◆ Exercise instructions ◆
Quote the full listing word for word.

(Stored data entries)
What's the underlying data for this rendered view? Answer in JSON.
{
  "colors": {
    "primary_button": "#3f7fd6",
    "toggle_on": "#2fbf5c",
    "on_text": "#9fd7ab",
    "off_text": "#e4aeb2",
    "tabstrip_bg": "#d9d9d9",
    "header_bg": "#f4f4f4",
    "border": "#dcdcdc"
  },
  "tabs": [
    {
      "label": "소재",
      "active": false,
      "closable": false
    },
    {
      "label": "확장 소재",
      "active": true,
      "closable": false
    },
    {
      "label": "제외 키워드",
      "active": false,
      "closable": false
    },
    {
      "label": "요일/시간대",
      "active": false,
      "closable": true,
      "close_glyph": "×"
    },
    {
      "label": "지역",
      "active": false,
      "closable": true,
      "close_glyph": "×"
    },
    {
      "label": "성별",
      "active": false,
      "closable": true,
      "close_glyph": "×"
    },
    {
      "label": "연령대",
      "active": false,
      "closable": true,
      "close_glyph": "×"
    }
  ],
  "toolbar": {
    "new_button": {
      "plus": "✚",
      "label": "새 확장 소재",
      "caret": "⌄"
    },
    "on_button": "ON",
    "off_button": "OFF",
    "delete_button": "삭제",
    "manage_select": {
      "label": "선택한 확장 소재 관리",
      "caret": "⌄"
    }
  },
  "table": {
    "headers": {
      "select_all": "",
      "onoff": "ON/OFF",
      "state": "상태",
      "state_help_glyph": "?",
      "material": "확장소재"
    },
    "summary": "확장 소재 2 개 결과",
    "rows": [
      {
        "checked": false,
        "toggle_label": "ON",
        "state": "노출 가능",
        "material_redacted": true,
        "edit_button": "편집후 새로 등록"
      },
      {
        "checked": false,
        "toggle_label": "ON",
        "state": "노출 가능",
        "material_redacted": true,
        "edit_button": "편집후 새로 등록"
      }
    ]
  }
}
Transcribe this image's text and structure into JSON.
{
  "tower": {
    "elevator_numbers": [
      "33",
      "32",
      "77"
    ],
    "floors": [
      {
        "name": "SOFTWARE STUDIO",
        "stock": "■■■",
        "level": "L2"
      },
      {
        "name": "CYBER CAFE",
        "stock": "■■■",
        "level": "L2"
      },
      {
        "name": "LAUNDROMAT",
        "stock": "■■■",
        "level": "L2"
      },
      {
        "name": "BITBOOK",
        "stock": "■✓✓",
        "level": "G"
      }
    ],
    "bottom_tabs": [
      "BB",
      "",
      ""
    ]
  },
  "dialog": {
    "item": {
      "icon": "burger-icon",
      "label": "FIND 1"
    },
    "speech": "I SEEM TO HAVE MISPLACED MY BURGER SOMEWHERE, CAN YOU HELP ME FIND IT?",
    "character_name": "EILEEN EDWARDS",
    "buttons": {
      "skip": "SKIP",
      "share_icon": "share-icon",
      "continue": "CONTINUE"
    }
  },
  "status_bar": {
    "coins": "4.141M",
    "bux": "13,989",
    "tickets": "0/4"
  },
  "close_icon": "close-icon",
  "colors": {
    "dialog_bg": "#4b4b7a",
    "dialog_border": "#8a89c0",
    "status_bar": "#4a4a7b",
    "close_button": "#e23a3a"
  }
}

◆ Reply to the task ◆
What's the underlying data for this rendered view? Answer in JSON.
{
  "colors": {
    "primary_button": "#3f7fd6",
    "toggle_on": "#2fbf5c",
    "on_text": "#9fd7ab",
    "off_text": "#e4aeb2",
    "tabstrip_bg": "#d9d9d9",
    "header_bg": "#f4f4f4",
    "border": "#dcdcdc"
  },
  "tabs": [
    {
      "label": "소재",
      "active": false,
      "closable": false
    },
    {
      "label": "확장 소재",
      "active": true,
      "closable": false
    },
    {
      "label": "제외 키워드",
      "active": false,
      "closable": false
    },
    {
      "label": "요일/시간대",
      "active": false,
      "closable": true,
      "close_glyph": "×"
    },
    {
      "label": "지역",
      "active": false,
      "closable": true,
      "close_glyph": "×"
    },
    {
      "label": "성별",
      "active": false,
      "closable": true,
      "close_glyph": "×"
    },
    {
      "label": "연령대",
      "active": false,
      "closable": true,
      "close_glyph": "×"
    }
  ],
  "toolbar": {
    "new_button": {
      "plus": "✚",
      "label": "새 확장 소재",
      "caret": "⌄"
    },
    "on_button": "ON",
    "off_button": "OFF",
    "delete_button": "삭제",
    "manage_select": {
      "label": "선택한 확장 소재 관리",
      "caret": "⌄"
    }
  },
  "table": {
    "headers": {
      "select_all": "",
      "onoff": "ON/OFF",
      "state": "상태",
      "state_help_glyph": "?",
      "material": "확장소재"
    },
    "summary": "확장 소재 2 개 결과",
    "rows": [
      {
        "checked": false,
        "toggle_label": "ON",
        "state": "노출 가능",
        "material_redacted": true,
        "edit_button": "편집후 새로 등록"
      },
      {
        "checked": false,
        "toggle_label": "ON",
        "state": "노출 가능",
        "material_redacted": true,
        "edit_button": "편집후 새로 등록"
      }
    ]
  }
}
Transcribe this image's text and structure into JSON.
{
  "tower": {
    "elevator_numbers": [
      "33",
      "32",
      "77"
    ],
    "floors": [
      {
        "name": "SOFTWARE STUDIO",
        "stock": "■■■",
        "level": "L2"
      },
      {
        "name": "CYBER CAFE",
        "stock": "■■■",
        "level": "L2"
      },
      {
        "name": "LAUNDROMAT",
        "stock": "■■■",
        "level": "L2"
      },
      {
        "name": "BITBOOK",
        "stock": "■✓✓",
        "level": "G"
      }
    ],
    "bottom_tabs": [
      "BB",
      "",
      ""
    ]
  },
  "dialog": {
    "item": {
      "icon": "burger-icon",
      "label": "FIND 1"
    },
    "speech": "I SEEM TO HAVE MISPLACED MY BURGER SOMEWHERE, CAN YOU HELP ME FIND IT?",
    "character_name": "EILEEN EDWARDS",
    "buttons": {
      "skip": "SKIP",
      "share_icon": "share-icon",
      "continue": "CONTINUE"
    }
  },
  "status_bar": {
    "coins": "4.141M",
    "bux": "13,989",
    "tickets": "0/4"
  },
  "close_icon": "close-icon",
  "colors": {
    "dialog_bg": "#4b4b7a",
    "dialog_border": "#8a89c0",
    "status_bar": "#4a4a7b",
    "close_button": "#e23a3a"
  }
}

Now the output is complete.